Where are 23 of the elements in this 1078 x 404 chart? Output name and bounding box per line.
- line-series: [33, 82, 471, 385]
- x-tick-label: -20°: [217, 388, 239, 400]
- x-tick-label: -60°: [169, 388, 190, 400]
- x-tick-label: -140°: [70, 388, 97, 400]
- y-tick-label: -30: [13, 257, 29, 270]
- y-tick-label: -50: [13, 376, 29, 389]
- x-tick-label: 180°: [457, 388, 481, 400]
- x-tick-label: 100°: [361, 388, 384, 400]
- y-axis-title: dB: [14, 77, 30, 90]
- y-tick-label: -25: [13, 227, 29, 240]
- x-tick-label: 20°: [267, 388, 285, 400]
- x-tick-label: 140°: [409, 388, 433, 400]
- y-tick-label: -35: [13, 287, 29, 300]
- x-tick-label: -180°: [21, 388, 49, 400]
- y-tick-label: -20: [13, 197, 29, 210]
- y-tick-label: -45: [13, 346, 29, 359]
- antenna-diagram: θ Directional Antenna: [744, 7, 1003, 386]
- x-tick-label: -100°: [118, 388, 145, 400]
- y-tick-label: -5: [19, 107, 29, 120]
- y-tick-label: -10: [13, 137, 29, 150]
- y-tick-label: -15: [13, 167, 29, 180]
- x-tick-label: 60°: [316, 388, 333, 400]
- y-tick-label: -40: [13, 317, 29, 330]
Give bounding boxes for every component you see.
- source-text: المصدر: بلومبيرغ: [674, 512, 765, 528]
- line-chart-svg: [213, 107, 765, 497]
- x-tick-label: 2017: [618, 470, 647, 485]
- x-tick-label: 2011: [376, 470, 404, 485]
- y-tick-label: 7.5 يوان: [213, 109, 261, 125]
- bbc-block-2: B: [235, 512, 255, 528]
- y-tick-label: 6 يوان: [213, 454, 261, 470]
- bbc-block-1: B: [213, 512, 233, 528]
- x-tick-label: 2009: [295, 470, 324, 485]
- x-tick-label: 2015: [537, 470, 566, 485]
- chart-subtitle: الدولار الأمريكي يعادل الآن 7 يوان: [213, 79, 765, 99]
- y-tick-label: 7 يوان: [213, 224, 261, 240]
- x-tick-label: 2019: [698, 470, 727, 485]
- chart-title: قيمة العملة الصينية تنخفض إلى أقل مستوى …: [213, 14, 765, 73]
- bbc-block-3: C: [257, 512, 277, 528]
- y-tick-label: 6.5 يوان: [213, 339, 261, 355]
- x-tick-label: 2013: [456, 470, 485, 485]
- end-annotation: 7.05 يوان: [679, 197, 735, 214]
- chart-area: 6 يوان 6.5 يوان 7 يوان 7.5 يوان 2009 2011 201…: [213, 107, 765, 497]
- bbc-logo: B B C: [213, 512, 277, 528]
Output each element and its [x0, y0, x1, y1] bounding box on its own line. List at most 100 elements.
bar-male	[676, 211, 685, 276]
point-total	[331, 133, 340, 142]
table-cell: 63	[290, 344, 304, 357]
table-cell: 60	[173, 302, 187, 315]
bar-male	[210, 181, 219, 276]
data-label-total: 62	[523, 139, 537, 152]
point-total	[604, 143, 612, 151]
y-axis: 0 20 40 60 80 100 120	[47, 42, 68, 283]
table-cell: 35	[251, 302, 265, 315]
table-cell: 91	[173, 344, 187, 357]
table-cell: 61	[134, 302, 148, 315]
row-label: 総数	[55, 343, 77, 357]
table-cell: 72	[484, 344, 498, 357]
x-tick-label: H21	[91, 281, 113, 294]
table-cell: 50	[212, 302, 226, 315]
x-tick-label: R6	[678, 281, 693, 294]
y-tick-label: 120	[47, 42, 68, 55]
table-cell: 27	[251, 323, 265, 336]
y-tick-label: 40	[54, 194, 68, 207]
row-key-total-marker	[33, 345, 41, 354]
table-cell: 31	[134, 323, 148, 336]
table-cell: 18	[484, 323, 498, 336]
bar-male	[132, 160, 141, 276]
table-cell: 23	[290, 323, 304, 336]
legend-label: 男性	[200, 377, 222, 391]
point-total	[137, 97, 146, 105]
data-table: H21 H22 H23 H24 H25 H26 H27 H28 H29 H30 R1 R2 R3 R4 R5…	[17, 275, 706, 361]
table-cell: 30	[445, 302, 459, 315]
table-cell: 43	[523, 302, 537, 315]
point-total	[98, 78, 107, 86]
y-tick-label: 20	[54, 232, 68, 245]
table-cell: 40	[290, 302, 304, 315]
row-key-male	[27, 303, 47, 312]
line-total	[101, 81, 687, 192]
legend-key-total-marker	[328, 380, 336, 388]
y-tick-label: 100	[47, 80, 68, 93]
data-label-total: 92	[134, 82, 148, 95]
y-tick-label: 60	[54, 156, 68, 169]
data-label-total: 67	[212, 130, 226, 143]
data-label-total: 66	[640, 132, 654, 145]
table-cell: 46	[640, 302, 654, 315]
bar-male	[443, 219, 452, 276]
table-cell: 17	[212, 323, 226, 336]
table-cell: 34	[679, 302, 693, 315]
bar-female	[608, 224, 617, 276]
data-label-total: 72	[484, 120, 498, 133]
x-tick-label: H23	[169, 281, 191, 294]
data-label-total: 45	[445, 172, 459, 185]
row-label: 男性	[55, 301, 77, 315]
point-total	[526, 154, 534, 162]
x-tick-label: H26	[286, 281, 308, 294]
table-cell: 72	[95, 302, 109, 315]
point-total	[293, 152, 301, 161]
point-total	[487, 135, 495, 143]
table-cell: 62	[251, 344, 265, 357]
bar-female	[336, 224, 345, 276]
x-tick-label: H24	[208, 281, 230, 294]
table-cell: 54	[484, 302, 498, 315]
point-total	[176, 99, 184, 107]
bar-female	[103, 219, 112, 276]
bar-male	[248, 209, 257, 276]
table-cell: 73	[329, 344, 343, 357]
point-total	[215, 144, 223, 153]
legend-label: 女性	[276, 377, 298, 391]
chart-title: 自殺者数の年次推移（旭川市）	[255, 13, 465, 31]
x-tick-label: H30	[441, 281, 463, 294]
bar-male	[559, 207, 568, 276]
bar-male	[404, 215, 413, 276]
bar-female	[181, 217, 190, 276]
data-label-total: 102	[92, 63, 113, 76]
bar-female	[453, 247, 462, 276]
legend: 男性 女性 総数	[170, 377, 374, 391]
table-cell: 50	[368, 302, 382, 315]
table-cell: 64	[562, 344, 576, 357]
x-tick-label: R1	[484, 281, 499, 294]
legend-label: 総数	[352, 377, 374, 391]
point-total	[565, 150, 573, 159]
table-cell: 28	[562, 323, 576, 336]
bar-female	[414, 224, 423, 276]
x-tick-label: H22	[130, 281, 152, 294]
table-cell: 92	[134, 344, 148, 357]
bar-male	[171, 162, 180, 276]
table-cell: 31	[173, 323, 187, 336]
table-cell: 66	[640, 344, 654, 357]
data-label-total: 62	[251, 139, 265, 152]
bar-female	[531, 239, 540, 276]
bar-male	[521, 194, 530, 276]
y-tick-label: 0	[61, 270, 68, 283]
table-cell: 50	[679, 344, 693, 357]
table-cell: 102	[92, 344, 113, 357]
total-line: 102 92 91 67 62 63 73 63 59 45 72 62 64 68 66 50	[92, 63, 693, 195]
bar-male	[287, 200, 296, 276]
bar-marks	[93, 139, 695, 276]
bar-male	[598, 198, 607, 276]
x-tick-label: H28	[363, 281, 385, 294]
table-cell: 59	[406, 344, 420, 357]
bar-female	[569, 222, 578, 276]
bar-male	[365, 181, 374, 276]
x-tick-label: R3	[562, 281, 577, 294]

__TASK DETAILS__: Identify every line in the listing above that contains the string "block", and copy each one.

__THE COMPLETED TASK__:
- bbc-block-2: B: [235, 512, 255, 528]
- bbc-block-1: B: [213, 512, 233, 528]
- bbc-block-3: C: [257, 512, 277, 528]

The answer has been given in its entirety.